PROVIDED MATERIAL »
↓↓↓

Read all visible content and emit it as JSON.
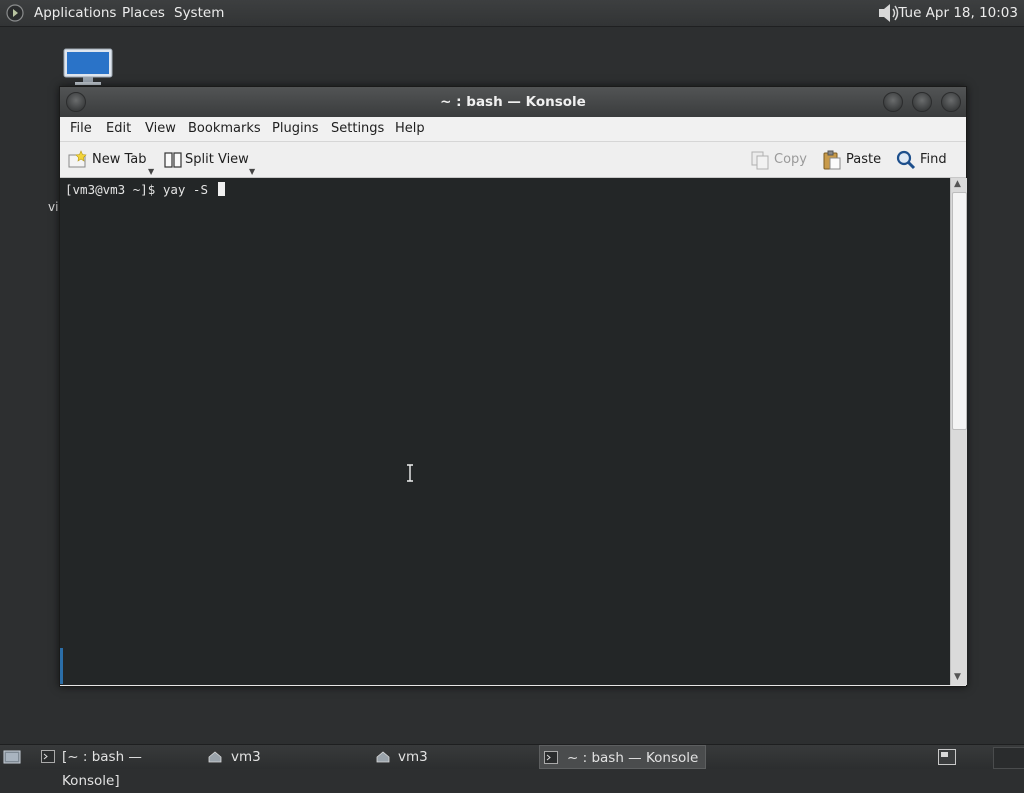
{
  "top_panel": {
    "menus": [
      "Applications",
      "Places",
      "System"
    ],
    "clock": "Tue Apr 18, 10:03"
  },
  "desktop": {
    "label_fragment": "vi"
  },
  "window": {
    "title": "~ : bash — Konsole",
    "menu": [
      "File",
      "Edit",
      "View",
      "Bookmarks",
      "Plugins",
      "Settings",
      "Help"
    ],
    "toolbar": {
      "new_tab": "New Tab",
      "split_view": "Split View",
      "copy": "Copy",
      "paste": "Paste",
      "find": "Find"
    },
    "terminal": {
      "prompt": "[vm3@vm3 ~]$ yay -S "
    }
  },
  "taskbar": {
    "tasks": [
      "[~ : bash — Konsole]",
      "vm3",
      "vm3",
      "~ : bash — Konsole"
    ]
  },
  "colors": {
    "terminal_bg": "#232627",
    "panel_bg": "#323435",
    "accent": "#2b6ea8"
  }
}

↑↑↑

WORK INSTRUCTIONS » Every line of the records that includes the word "Konsole" should be gathered.

RESPONSE »
    "title": "~ : bash — Konsole",
      "[~ : bash — Konsole]",
      "~ : bash — Konsole"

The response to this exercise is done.